__Request__:
Report the count of lines below that include "this", without any other text.

(Entries with figure data)
========

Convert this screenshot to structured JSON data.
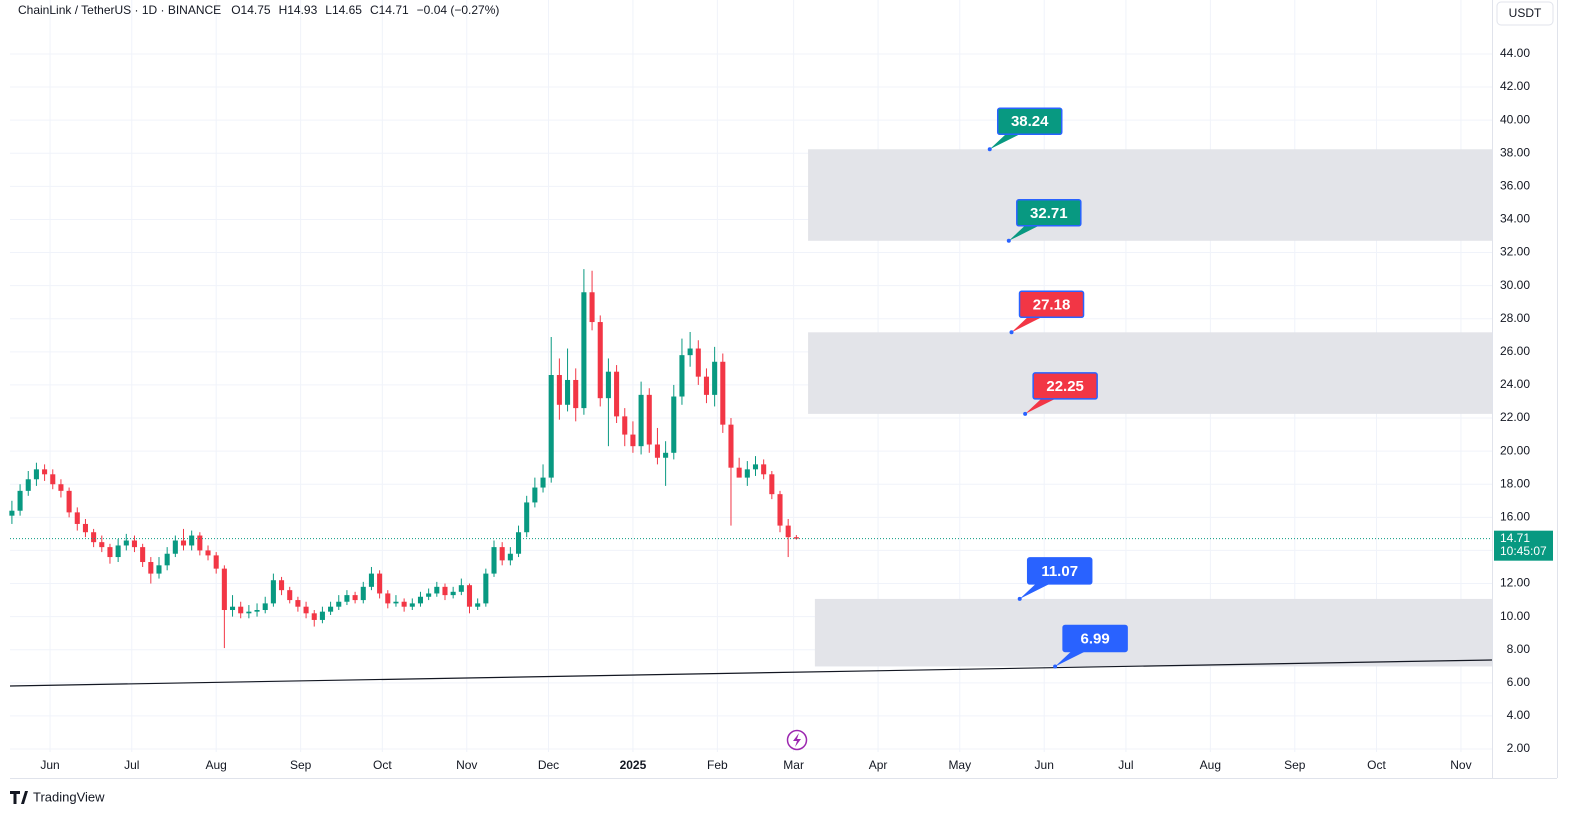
{
  "chart_data": {
    "type": "candlestick",
    "title": "ChainLink / TetherUS · 1D · BINANCE",
    "ohlc_text": [
      "O14.75",
      "H14.93",
      "L14.65",
      "C14.71",
      "−0.04 (−0.27%)"
    ],
    "currency": "USDT",
    "up_color": "#089981",
    "down_color": "#f23645",
    "x": [
      -14,
      -11,
      -8,
      -5,
      -2,
      1,
      4,
      7,
      10,
      13,
      16,
      19,
      22,
      25,
      28,
      31,
      34,
      37,
      40,
      43,
      46,
      49,
      52,
      55,
      58,
      61,
      64,
      67,
      70,
      73,
      76,
      79,
      82,
      85,
      88,
      91,
      94,
      97,
      100,
      103,
      106,
      109,
      112,
      115,
      118,
      121,
      124,
      127,
      130,
      133,
      136,
      139,
      142,
      145,
      148,
      151,
      154,
      157,
      160,
      163,
      166,
      169,
      172,
      175,
      178,
      181,
      184,
      187,
      190,
      193,
      196,
      199,
      202,
      205,
      208,
      211,
      214,
      217,
      220,
      223,
      226,
      229,
      232,
      235,
      238,
      241,
      244,
      247,
      250,
      253,
      256,
      259,
      262,
      265,
      268,
      271,
      274
    ],
    "open": [
      16.1,
      16.4,
      17.6,
      18.3,
      18.9,
      18.6,
      18.0,
      17.6,
      16.3,
      15.6,
      15.1,
      14.5,
      14.2,
      13.6,
      14.3,
      14.6,
      14.2,
      13.3,
      12.6,
      13.1,
      13.8,
      14.6,
      14.3,
      14.9,
      14.0,
      13.7,
      12.9,
      10.4,
      10.6,
      10.2,
      10.3,
      10.4,
      10.8,
      12.2,
      11.6,
      11.0,
      10.6,
      10.2,
      9.8,
      10.3,
      10.6,
      10.9,
      11.3,
      11.0,
      11.8,
      12.6,
      11.4,
      10.8,
      10.9,
      10.6,
      10.8,
      11.2,
      11.4,
      11.8,
      11.3,
      11.5,
      11.9,
      10.6,
      10.8,
      12.6,
      14.2,
      13.4,
      13.8,
      15.1,
      16.9,
      17.8,
      18.4,
      24.6,
      22.8,
      24.3,
      22.6,
      29.6,
      27.8,
      23.2,
      24.8,
      22.1,
      21.0,
      20.3,
      23.4,
      20.4,
      19.6,
      19.9,
      23.3,
      25.8,
      26.2,
      24.5,
      23.4,
      25.4,
      21.6,
      19.0,
      18.4,
      18.9,
      19.2,
      18.6,
      17.4,
      15.5,
      14.8
    ],
    "high": [
      17.0,
      18.0,
      18.8,
      19.3,
      19.2,
      18.9,
      18.3,
      17.8,
      16.6,
      15.9,
      15.3,
      14.9,
      14.4,
      14.7,
      15.0,
      14.9,
      14.4,
      13.6,
      13.6,
      14.2,
      14.9,
      15.3,
      15.2,
      15.1,
      14.3,
      13.9,
      13.1,
      11.3,
      10.9,
      10.7,
      10.8,
      11.2,
      12.6,
      12.4,
      11.8,
      11.2,
      10.9,
      10.4,
      10.6,
      10.9,
      11.3,
      11.6,
      11.5,
      12.1,
      13.0,
      12.8,
      11.6,
      11.3,
      11.1,
      11.1,
      11.5,
      11.7,
      12.1,
      12.0,
      11.8,
      12.3,
      12.0,
      11.1,
      12.9,
      14.6,
      14.5,
      14.2,
      15.5,
      17.3,
      18.4,
      19.2,
      26.9,
      25.6,
      26.2,
      25.0,
      31.0,
      30.9,
      28.2,
      25.6,
      25.2,
      22.6,
      21.8,
      24.2,
      23.8,
      21.4,
      20.6,
      24.0,
      26.8,
      27.2,
      26.7,
      25.0,
      26.3,
      25.9,
      22.0,
      19.6,
      19.4,
      19.7,
      19.5,
      18.8,
      17.6,
      15.9,
      14.93
    ],
    "low": [
      15.6,
      16.1,
      17.3,
      17.9,
      18.2,
      17.7,
      17.2,
      16.0,
      15.2,
      14.8,
      14.2,
      13.9,
      13.2,
      13.3,
      14.0,
      13.9,
      13.0,
      12.0,
      12.3,
      12.8,
      13.6,
      14.0,
      14.0,
      13.7,
      13.4,
      12.6,
      8.1,
      10.0,
      9.9,
      9.9,
      10.0,
      10.2,
      10.6,
      11.3,
      10.8,
      10.3,
      9.9,
      9.4,
      9.6,
      10.1,
      10.4,
      10.7,
      10.8,
      10.8,
      11.6,
      11.1,
      10.5,
      10.6,
      10.3,
      10.4,
      10.6,
      11.0,
      11.2,
      11.0,
      11.1,
      11.3,
      10.2,
      10.4,
      10.6,
      12.4,
      13.1,
      13.1,
      13.6,
      14.8,
      16.6,
      17.5,
      18.1,
      21.9,
      22.4,
      21.8,
      22.2,
      27.3,
      22.7,
      20.3,
      21.7,
      20.3,
      19.9,
      19.8,
      19.9,
      19.2,
      17.9,
      19.5,
      22.8,
      25.1,
      24.0,
      22.9,
      22.7,
      21.1,
      15.5,
      18.6,
      17.9,
      18.5,
      18.3,
      17.1,
      15.1,
      13.6,
      14.65
    ],
    "close": [
      16.4,
      17.6,
      18.3,
      18.9,
      18.6,
      18.0,
      17.6,
      16.3,
      15.6,
      15.1,
      14.5,
      14.2,
      13.6,
      14.3,
      14.6,
      14.2,
      13.3,
      12.6,
      13.1,
      13.8,
      14.6,
      14.3,
      14.9,
      14.0,
      13.7,
      12.9,
      10.4,
      10.6,
      10.2,
      10.3,
      10.4,
      10.8,
      12.2,
      11.6,
      11.0,
      10.6,
      10.2,
      9.8,
      10.3,
      10.6,
      10.9,
      11.3,
      11.0,
      11.8,
      12.6,
      11.4,
      10.8,
      10.9,
      10.6,
      10.8,
      11.2,
      11.4,
      11.8,
      11.3,
      11.5,
      11.9,
      10.6,
      10.8,
      12.6,
      14.2,
      13.4,
      13.8,
      15.1,
      16.9,
      17.8,
      18.4,
      24.6,
      22.8,
      24.3,
      22.6,
      29.6,
      27.8,
      23.2,
      24.8,
      22.1,
      21.0,
      20.3,
      23.4,
      20.4,
      19.6,
      19.9,
      23.3,
      25.8,
      26.2,
      24.5,
      23.4,
      25.4,
      21.6,
      19.0,
      18.4,
      18.9,
      19.2,
      18.6,
      17.4,
      15.5,
      14.8,
      14.71
    ],
    "xlim": [
      -14.7,
      529.4
    ],
    "xticks": [
      {
        "value": 0,
        "label": "Jun"
      },
      {
        "value": 30,
        "label": "Jul"
      },
      {
        "value": 61,
        "label": "Aug"
      },
      {
        "value": 92,
        "label": "Sep"
      },
      {
        "value": 122,
        "label": "Oct"
      },
      {
        "value": 153,
        "label": "Nov"
      },
      {
        "value": 183,
        "label": "Dec"
      },
      {
        "value": 214,
        "label": "2025"
      },
      {
        "value": 245,
        "label": "Feb"
      },
      {
        "value": 273,
        "label": "Mar"
      },
      {
        "value": 304,
        "label": "Apr"
      },
      {
        "value": 334,
        "label": "May"
      },
      {
        "value": 365,
        "label": "Jun"
      },
      {
        "value": 395,
        "label": "Jul"
      },
      {
        "value": 426,
        "label": "Aug"
      },
      {
        "value": 457,
        "label": "Sep"
      },
      {
        "value": 487,
        "label": "Oct"
      },
      {
        "value": 518,
        "label": "Nov"
      }
    ],
    "ylim": [
      1.82,
      47.26
    ],
    "yticks": [
      {
        "value": 2,
        "label": "2.00"
      },
      {
        "value": 4,
        "label": "4.00"
      },
      {
        "value": 6,
        "label": "6.00"
      },
      {
        "value": 8,
        "label": "8.00"
      },
      {
        "value": 10,
        "label": "10.00"
      },
      {
        "value": 12,
        "label": "12.00"
      },
      {
        "value": 14,
        "label": "14.00"
      },
      {
        "value": 16,
        "label": "16.00"
      },
      {
        "value": 18,
        "label": "18.00"
      },
      {
        "value": 20,
        "label": "20.00"
      },
      {
        "value": 22,
        "label": "22.00"
      },
      {
        "value": 24,
        "label": "24.00"
      },
      {
        "value": 26,
        "label": "26.00"
      },
      {
        "value": 28,
        "label": "28.00"
      },
      {
        "value": 30,
        "label": "30.00"
      },
      {
        "value": 32,
        "label": "32.00"
      },
      {
        "value": 34,
        "label": "34.00"
      },
      {
        "value": 36,
        "label": "36.00"
      },
      {
        "value": 38,
        "label": "38.00"
      },
      {
        "value": 40,
        "label": "40.00"
      },
      {
        "value": 42,
        "label": "42.00"
      },
      {
        "value": 44,
        "label": "44.00"
      }
    ],
    "grid": true,
    "zones": [
      {
        "x": [
          278.3,
          529.4
        ],
        "y": [
          32.71,
          38.24
        ],
        "color": "#e1e3e8"
      },
      {
        "x": [
          278.3,
          529.4
        ],
        "y": [
          22.25,
          27.18
        ],
        "color": "#e1e3e8"
      },
      {
        "x": [
          280.8,
          529.4
        ],
        "y": [
          6.99,
          11.07
        ],
        "color": "#e1e3e8"
      }
    ],
    "callouts": [
      {
        "value": 38.24,
        "x": 345,
        "color": "#089981"
      },
      {
        "value": 32.71,
        "x": 352,
        "color": "#089981"
      },
      {
        "value": 27.18,
        "x": 353,
        "color": "#f23645"
      },
      {
        "value": 22.25,
        "x": 358,
        "color": "#f23645"
      },
      {
        "value": 11.07,
        "x": 356,
        "color": "#2962ff"
      },
      {
        "value": 6.99,
        "x": 369,
        "color": "#2962ff"
      }
    ],
    "trendline": {
      "x": [
        -14.7,
        529.4
      ],
      "y": [
        5.81,
        7.38
      ],
      "color": "#131722"
    },
    "last_price": {
      "value": 14.71,
      "countdown": "10:45:07",
      "color": "#089981"
    }
  },
  "footer": {
    "brand": "TradingView"
  }
}
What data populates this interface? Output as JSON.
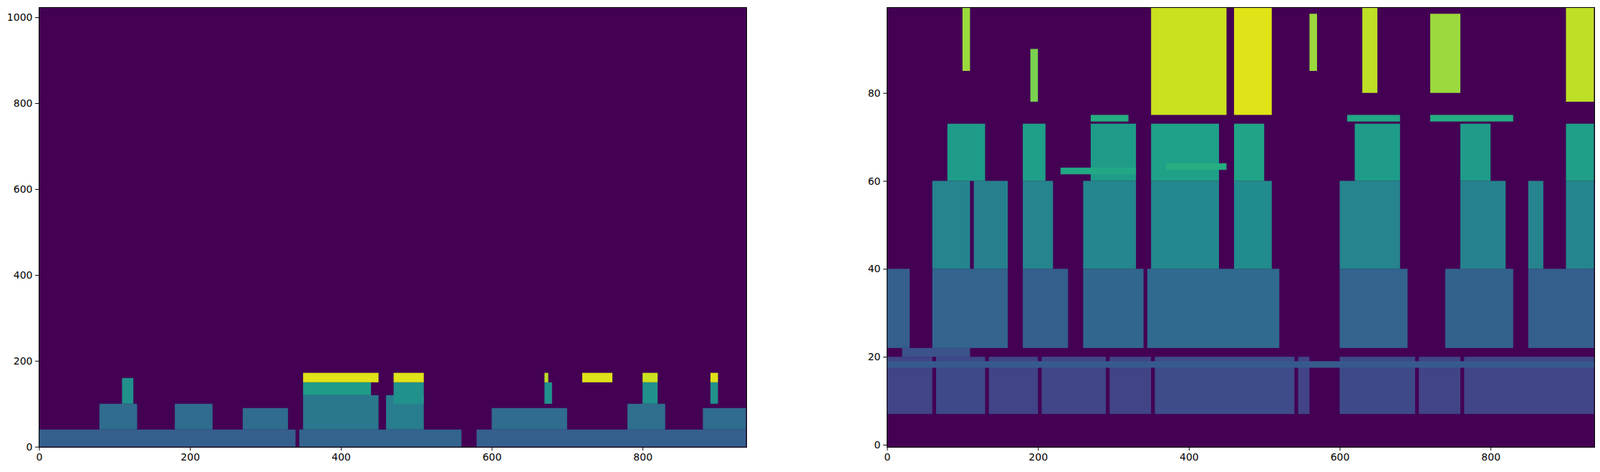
{
  "chart_data": [
    {
      "type": "heatmap",
      "xlim": [
        -0.5,
        937.5
      ],
      "ylim": [
        -0.5,
        1023.5
      ],
      "xticks": [
        0,
        200,
        400,
        600,
        800
      ],
      "yticks": [
        0,
        200,
        400,
        600,
        800,
        1000
      ],
      "color_range": [
        0,
        1
      ],
      "cells": [
        [
          0,
          340,
          0,
          40,
          0.3
        ],
        [
          345,
          560,
          0,
          40,
          0.32
        ],
        [
          580,
          937,
          0,
          40,
          0.3
        ],
        [
          80,
          130,
          40,
          100,
          0.35
        ],
        [
          180,
          230,
          40,
          100,
          0.35
        ],
        [
          270,
          330,
          40,
          90,
          0.35
        ],
        [
          350,
          450,
          40,
          120,
          0.4
        ],
        [
          460,
          510,
          40,
          120,
          0.42
        ],
        [
          600,
          700,
          40,
          90,
          0.35
        ],
        [
          780,
          830,
          40,
          100,
          0.36
        ],
        [
          880,
          937,
          40,
          90,
          0.35
        ],
        [
          110,
          125,
          100,
          160,
          0.5
        ],
        [
          350,
          440,
          120,
          150,
          0.55
        ],
        [
          470,
          510,
          100,
          150,
          0.5
        ],
        [
          670,
          680,
          100,
          150,
          0.5
        ],
        [
          800,
          820,
          100,
          150,
          0.5
        ],
        [
          890,
          900,
          100,
          150,
          0.5
        ],
        [
          350,
          450,
          150,
          172,
          0.95
        ],
        [
          470,
          510,
          150,
          172,
          0.95
        ],
        [
          670,
          675,
          150,
          172,
          0.9
        ],
        [
          720,
          760,
          150,
          172,
          0.95
        ],
        [
          800,
          820,
          150,
          172,
          0.92
        ],
        [
          890,
          900,
          150,
          172,
          0.95
        ]
      ]
    },
    {
      "type": "heatmap",
      "xlim": [
        -0.5,
        937.5
      ],
      "ylim": [
        -0.5,
        99.5
      ],
      "xticks": [
        0,
        200,
        400,
        600,
        800
      ],
      "yticks": [
        0,
        20,
        40,
        60,
        80
      ],
      "color_range": [
        0,
        1
      ],
      "cells": [
        [
          0,
          60,
          7,
          20,
          0.2
        ],
        [
          65,
          130,
          7,
          20,
          0.22
        ],
        [
          135,
          200,
          7,
          20,
          0.2
        ],
        [
          205,
          290,
          7,
          20,
          0.21
        ],
        [
          295,
          350,
          7,
          20,
          0.2
        ],
        [
          355,
          540,
          7,
          20,
          0.23
        ],
        [
          545,
          560,
          7,
          20,
          0.2
        ],
        [
          600,
          700,
          7,
          20,
          0.22
        ],
        [
          705,
          760,
          7,
          20,
          0.2
        ],
        [
          765,
          937,
          7,
          20,
          0.21
        ],
        [
          0,
          937,
          17.5,
          19,
          0.28
        ],
        [
          20,
          110,
          20,
          22,
          0.25
        ],
        [
          0,
          30,
          22,
          40,
          0.3
        ],
        [
          60,
          160,
          22,
          40,
          0.32
        ],
        [
          180,
          240,
          22,
          40,
          0.3
        ],
        [
          260,
          340,
          22,
          40,
          0.33
        ],
        [
          345,
          520,
          22,
          40,
          0.34
        ],
        [
          600,
          690,
          22,
          40,
          0.32
        ],
        [
          740,
          830,
          22,
          40,
          0.31
        ],
        [
          850,
          937,
          22,
          40,
          0.3
        ],
        [
          60,
          110,
          40,
          60,
          0.45
        ],
        [
          115,
          160,
          40,
          60,
          0.43
        ],
        [
          180,
          220,
          40,
          60,
          0.45
        ],
        [
          260,
          330,
          40,
          60,
          0.46
        ],
        [
          350,
          440,
          40,
          60,
          0.47
        ],
        [
          460,
          510,
          40,
          60,
          0.48
        ],
        [
          600,
          680,
          40,
          60,
          0.45
        ],
        [
          760,
          820,
          40,
          60,
          0.44
        ],
        [
          850,
          870,
          40,
          60,
          0.45
        ],
        [
          900,
          937,
          40,
          60,
          0.46
        ],
        [
          80,
          130,
          60,
          73,
          0.55
        ],
        [
          180,
          210,
          60,
          73,
          0.56
        ],
        [
          270,
          330,
          60,
          73,
          0.55
        ],
        [
          350,
          440,
          60,
          73,
          0.57
        ],
        [
          460,
          500,
          60,
          73,
          0.58
        ],
        [
          620,
          680,
          60,
          73,
          0.55
        ],
        [
          760,
          800,
          60,
          73,
          0.55
        ],
        [
          900,
          937,
          60,
          73,
          0.56
        ],
        [
          230,
          330,
          61.5,
          63,
          0.6
        ],
        [
          370,
          450,
          62.5,
          64,
          0.62
        ],
        [
          720,
          830,
          73.5,
          75,
          0.62
        ],
        [
          270,
          320,
          73.5,
          75,
          0.62
        ],
        [
          610,
          680,
          73.5,
          75,
          0.6
        ],
        [
          350,
          450,
          75,
          99.5,
          0.92
        ],
        [
          460,
          510,
          75,
          99.5,
          0.95
        ],
        [
          190,
          200,
          78,
          90,
          0.8
        ],
        [
          630,
          650,
          80,
          99.5,
          0.9
        ],
        [
          720,
          760,
          80,
          98,
          0.85
        ],
        [
          900,
          937,
          78,
          99.5,
          0.9
        ],
        [
          560,
          570,
          85,
          98,
          0.85
        ],
        [
          100,
          110,
          85,
          99.5,
          0.85
        ]
      ]
    }
  ]
}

========

__Final result__:
2